Copy every line of the material below verbatim.

........

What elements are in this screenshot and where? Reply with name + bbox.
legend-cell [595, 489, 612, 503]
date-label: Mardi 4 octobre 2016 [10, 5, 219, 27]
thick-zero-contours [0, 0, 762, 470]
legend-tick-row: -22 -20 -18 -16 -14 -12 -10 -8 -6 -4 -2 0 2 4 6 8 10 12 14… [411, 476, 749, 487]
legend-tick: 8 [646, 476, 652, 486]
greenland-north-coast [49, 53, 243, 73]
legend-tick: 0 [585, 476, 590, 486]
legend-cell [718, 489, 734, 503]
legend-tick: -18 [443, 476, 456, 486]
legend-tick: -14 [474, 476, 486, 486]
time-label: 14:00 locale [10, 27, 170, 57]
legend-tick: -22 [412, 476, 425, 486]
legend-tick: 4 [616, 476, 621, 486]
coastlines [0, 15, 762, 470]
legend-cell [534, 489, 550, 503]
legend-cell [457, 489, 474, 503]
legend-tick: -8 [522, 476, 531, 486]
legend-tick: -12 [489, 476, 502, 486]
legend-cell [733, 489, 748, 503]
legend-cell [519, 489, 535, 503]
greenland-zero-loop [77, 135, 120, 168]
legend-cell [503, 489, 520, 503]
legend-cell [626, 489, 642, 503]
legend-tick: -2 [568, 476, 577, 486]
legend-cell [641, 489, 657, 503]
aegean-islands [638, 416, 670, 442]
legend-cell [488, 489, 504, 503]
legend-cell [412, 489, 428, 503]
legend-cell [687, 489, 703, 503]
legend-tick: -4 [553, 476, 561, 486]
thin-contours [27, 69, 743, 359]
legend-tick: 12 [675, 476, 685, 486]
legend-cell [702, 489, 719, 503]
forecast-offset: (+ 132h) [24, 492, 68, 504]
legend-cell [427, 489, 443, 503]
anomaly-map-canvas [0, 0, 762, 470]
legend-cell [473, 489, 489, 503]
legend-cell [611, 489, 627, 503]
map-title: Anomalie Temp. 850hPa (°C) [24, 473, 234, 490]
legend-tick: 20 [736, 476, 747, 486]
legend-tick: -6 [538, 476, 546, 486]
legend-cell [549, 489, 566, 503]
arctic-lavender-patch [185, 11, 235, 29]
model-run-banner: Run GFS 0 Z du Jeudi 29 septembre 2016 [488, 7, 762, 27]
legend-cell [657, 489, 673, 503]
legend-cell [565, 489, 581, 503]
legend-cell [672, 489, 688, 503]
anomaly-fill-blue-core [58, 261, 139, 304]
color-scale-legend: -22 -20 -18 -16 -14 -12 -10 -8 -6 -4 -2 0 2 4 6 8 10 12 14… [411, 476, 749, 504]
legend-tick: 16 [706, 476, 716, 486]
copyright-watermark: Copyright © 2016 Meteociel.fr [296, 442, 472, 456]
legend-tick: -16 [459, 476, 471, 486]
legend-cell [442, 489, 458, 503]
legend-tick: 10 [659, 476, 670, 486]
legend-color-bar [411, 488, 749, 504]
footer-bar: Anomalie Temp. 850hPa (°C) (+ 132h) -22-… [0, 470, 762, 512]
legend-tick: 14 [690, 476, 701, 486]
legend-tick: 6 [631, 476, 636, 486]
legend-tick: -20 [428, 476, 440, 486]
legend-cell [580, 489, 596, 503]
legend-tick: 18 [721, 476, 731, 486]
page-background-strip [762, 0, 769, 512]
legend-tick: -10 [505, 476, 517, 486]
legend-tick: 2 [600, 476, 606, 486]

........

• Result:
What elements are in this screenshot and where? Reply with name + bbox.
legend-cell [595, 489, 612, 503]
date-label: Mardi 4 octobre 2016 [10, 5, 219, 27]
thick-zero-contours [0, 0, 762, 470]
legend-tick-row: -22 -20 -18 -16 -14 -12 -10 -8 -6 -4 -2 0 2 4 6 8 10 12 14… [411, 476, 749, 487]
legend-tick: 8 [646, 476, 652, 486]
greenland-north-coast [49, 53, 243, 73]
legend-tick: 0 [585, 476, 590, 486]
legend-cell [718, 489, 734, 503]
legend-tick: -18 [443, 476, 456, 486]
legend-tick: -14 [474, 476, 486, 486]
time-label: 14:00 locale [10, 27, 170, 57]
legend-tick: -22 [412, 476, 425, 486]
legend-tick: 4 [616, 476, 621, 486]
coastlines [0, 15, 762, 470]
legend-cell [534, 489, 550, 503]
legend-cell [457, 489, 474, 503]
legend-tick: -8 [522, 476, 531, 486]
legend-tick: -12 [489, 476, 502, 486]
legend-cell [733, 489, 748, 503]
legend-cell [519, 489, 535, 503]
greenland-zero-loop [77, 135, 120, 168]
legend-cell [503, 489, 520, 503]
legend-cell [626, 489, 642, 503]
legend-tick: -2 [568, 476, 577, 486]
legend-cell [641, 489, 657, 503]
aegean-islands [638, 416, 670, 442]
legend-cell [488, 489, 504, 503]
legend-cell [412, 489, 428, 503]
legend-cell [687, 489, 703, 503]
legend-tick: -4 [553, 476, 561, 486]
thin-contours [27, 69, 743, 359]
legend-tick: 12 [675, 476, 685, 486]
legend-cell [702, 489, 719, 503]
forecast-offset: (+ 132h) [24, 492, 68, 504]
legend-cell [427, 489, 443, 503]
anomaly-map-canvas [0, 0, 762, 470]
legend-cell [473, 489, 489, 503]
legend-cell [611, 489, 627, 503]
map-title: Anomalie Temp. 850hPa (°C) [24, 473, 234, 490]
legend-tick: 20 [736, 476, 747, 486]
legend-tick: -6 [538, 476, 546, 486]
legend-cell [549, 489, 566, 503]
arctic-lavender-patch [185, 11, 235, 29]
model-run-banner: Run GFS 0 Z du Jeudi 29 septembre 2016 [488, 7, 762, 27]
legend-cell [657, 489, 673, 503]
legend-cell [565, 489, 581, 503]
legend-cell [672, 489, 688, 503]
anomaly-fill-blue-core [58, 261, 139, 304]
color-scale-legend: -22 -20 -18 -16 -14 -12 -10 -8 -6 -4 -2 0 2 4 6 8 10 12 14… [411, 476, 749, 504]
legend-tick: 16 [706, 476, 716, 486]
copyright-watermark: Copyright © 2016 Meteociel.fr [296, 442, 472, 456]
legend-tick: -16 [459, 476, 471, 486]
legend-cell [442, 489, 458, 503]
legend-tick: 10 [659, 476, 670, 486]
legend-color-bar [411, 488, 749, 504]
footer-bar: Anomalie Temp. 850hPa (°C) (+ 132h) -22-… [0, 470, 762, 512]
legend-tick: 14 [690, 476, 701, 486]
legend-tick: 6 [631, 476, 636, 486]
legend-tick: -20 [428, 476, 440, 486]
legend-cell [580, 489, 596, 503]
legend-tick: 18 [721, 476, 731, 486]
page-background-strip [762, 0, 769, 512]
legend-tick: -10 [505, 476, 517, 486]
legend-tick: 2 [600, 476, 606, 486]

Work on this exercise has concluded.